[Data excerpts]
----------------

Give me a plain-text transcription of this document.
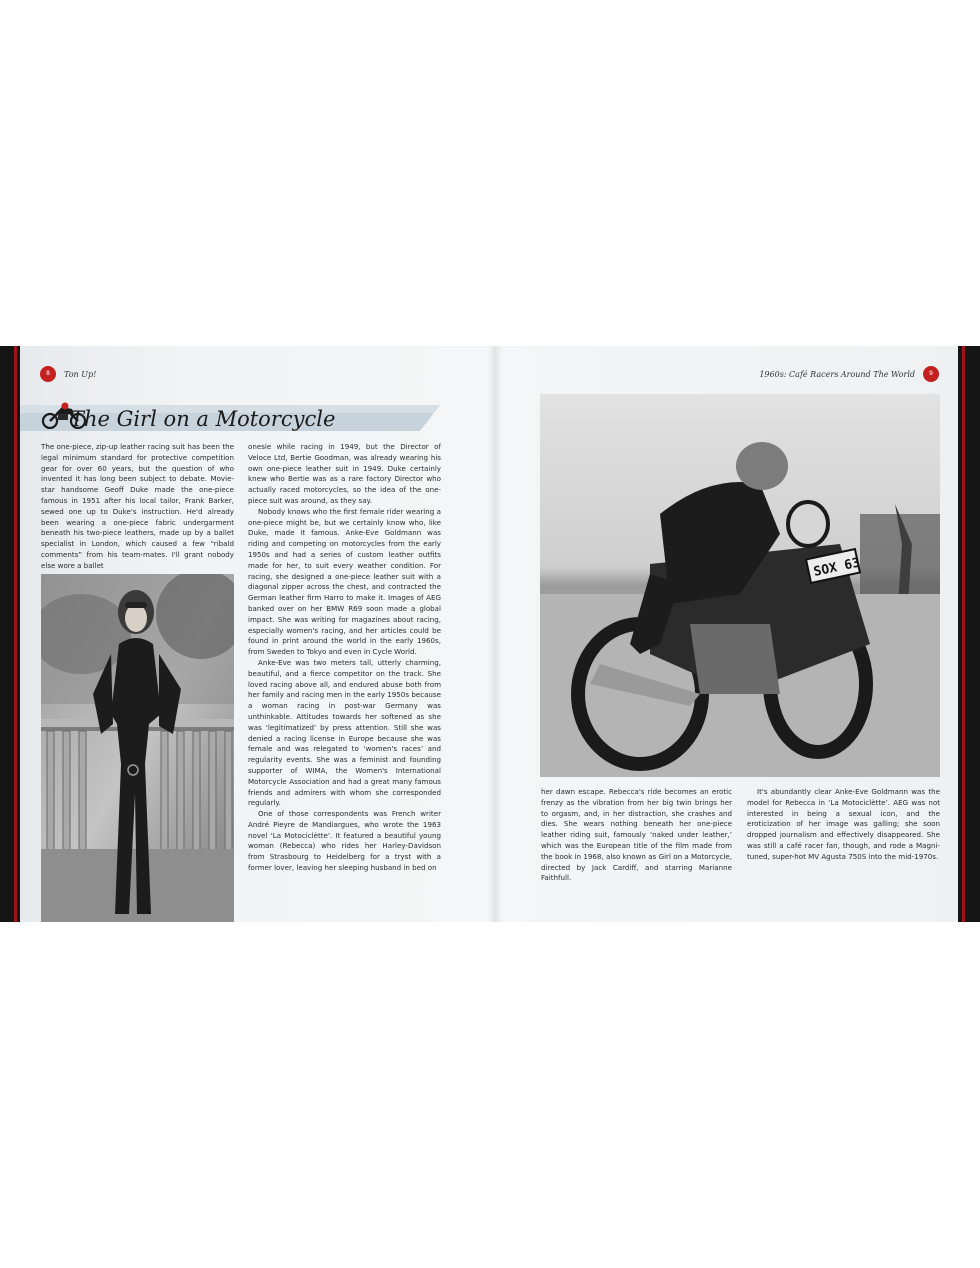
8	Ton Up!	1960s: Café Racers Around The World	9
The Girl on a Motorcycle

The one-piece, zip-up leather racing suit has been the legal minimum standard for protective competition gear for over 60 years, but the question of who invented it has long been subject to debate. Movie-star handsome Geoff Duke made the one-piece famous in 1951 after his local tailor, Frank Barker, sewed one up to Duke's instruction. He'd already been wearing a one-piece fabric undergarment beneath his two-piece leathers, made up by a ballet specialist in London, which caused a few “ribald comments” from his team-mates. I'll grant nobody else wore a ballet

onesie while racing in 1949, but the Director of Veloce Ltd, Bertie Goodman, was already wearing his own one-piece leather suit in 1949. Duke certainly knew who Bertie was as a rare factory Director who actually raced motorcycles, so the idea of the one-piece suit was around, as they say.

Nobody knows who the first female rider wearing a one-piece might be, but we certainly know who, like Duke, made it famous. Anke-Eve Goldmann was riding and competing on motorcycles from the early 1950s and had a series of custom leather outfits made for her, to suit every weather condition. For racing, she designed a one-piece leather suit with a diagonal zipper across the chest, and contracted the German leather firm Harro to make it. Images of AEG banked over on her BMW R69 soon made a global impact. She was writing for magazines about racing, especially women's racing, and her articles could be found in print around the world in the early 1960s, from Sweden to Tokyo and even in Cycle World.

Anke-Eve was two meters tall, utterly charming, beautiful, and a fierce competitor on the track. She loved racing above all, and endured abuse both from her family and racing men in the early 1950s because a woman racing in post-war Germany was unthinkable. Attitudes towards her softened as she was ‘legitimatized’ by press attention. Still she was denied a racing license in Europe because she was female and was relegated to ‘women's races’ and regularity events. She was a feminist and founding supporter of WIMA, the Women's International Motorcycle Association and had a great many famous friends and admirers with whom she corresponded regularly.

One of those correspondents was French writer André Pieyre de Mandiargues, who wrote the 1963 novel ‘La Motociclètte’. It featured a beautiful young woman (Rebecca) who rides her Harley-Davidson from Strasbourg to Heidelberg for a tryst with a former lover, leaving her sleeping husband in bed on

SOX 63

her dawn escape. Rebecca's ride becomes an erotic frenzy as the vibration from her big twin brings her to orgasm, and, in her distraction, she crashes and dies. She wears nothing beneath her one-piece leather riding suit, famously ‘naked under leather,’ which was the European title of the film made from the book in 1968, also known as Girl on a Motorcycle, directed by Jack Cardiff, and starring Marianne Faithfull.

It's abundantly clear Anke-Eve Goldmann was the model for Rebecca in ‘La Motociclètte’. AEG was not interested in being a sexual icon, and the eroticization of her image was galling; she soon dropped journalism and effectively disappeared. She was still a café racer fan, though, and rode a Magni-tuned, super-hot MV Agusta 750S into the mid-1970s.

----------------

● Prompt: Quote each line of the listing exactly, but leave the pictures out.

● Written solution:
Give me a plain-text transcription of this document.
8	Ton Up!	1960s: Café Racers Around The World	9
The Girl on a Motorcycle

The one-piece, zip-up leather racing suit has been the legal minimum standard for protective competition gear for over 60 years, but the question of who invented it has long been subject to debate. Movie-star handsome Geoff Duke made the one-piece famous in 1951 after his local tailor, Frank Barker, sewed one up to Duke's instruction. He'd already been wearing a one-piece fabric undergarment beneath his two-piece leathers, made up by a ballet specialist in London, which caused a few “ribald comments” from his team-mates. I'll grant nobody else wore a ballet

onesie while racing in 1949, but the Director of Veloce Ltd, Bertie Goodman, was already wearing his own one-piece leather suit in 1949. Duke certainly knew who Bertie was as a rare factory Director who actually raced motorcycles, so the idea of the one-piece suit was around, as they say.

Nobody knows who the first female rider wearing a one-piece might be, but we certainly know who, like Duke, made it famous. Anke-Eve Goldmann was riding and competing on motorcycles from the early 1950s and had a series of custom leather outfits made for her, to suit every weather condition. For racing, she designed a one-piece leather suit with a diagonal zipper across the chest, and contracted the German leather firm Harro to make it. Images of AEG banked over on her BMW R69 soon made a global impact. She was writing for magazines about racing, especially women's racing, and her articles could be found in print around the world in the early 1960s, from Sweden to Tokyo and even in Cycle World.

Anke-Eve was two meters tall, utterly charming, beautiful, and a fierce competitor on the track. She loved racing above all, and endured abuse both from her family and racing men in the early 1950s because a woman racing in post-war Germany was unthinkable. Attitudes towards her softened as she was ‘legitimatized’ by press attention. Still she was denied a racing license in Europe because she was female and was relegated to ‘women's races’ and regularity events. She was a feminist and founding supporter of WIMA, the Women's International Motorcycle Association and had a great many famous friends and admirers with whom she corresponded regularly.

One of those correspondents was French writer André Pieyre de Mandiargues, who wrote the 1963 novel ‘La Motociclètte’. It featured a beautiful young woman (Rebecca) who rides her Harley-Davidson from Strasbourg to Heidelberg for a tryst with a former lover, leaving her sleeping husband in bed on

SOX 63

her dawn escape. Rebecca's ride becomes an erotic frenzy as the vibration from her big twin brings her to orgasm, and, in her distraction, she crashes and dies. She wears nothing beneath her one-piece leather riding suit, famously ‘naked under leather,’ which was the European title of the film made from the book in 1968, also known as Girl on a Motorcycle, directed by Jack Cardiff, and starring Marianne Faithfull.

It's abundantly clear Anke-Eve Goldmann was the model for Rebecca in ‘La Motociclètte’. AEG was not interested in being a sexual icon, and the eroticization of her image was galling; she soon dropped journalism and effectively disappeared. She was still a café racer fan, though, and rode a Magni-tuned, super-hot MV Agusta 750S into the mid-1970s.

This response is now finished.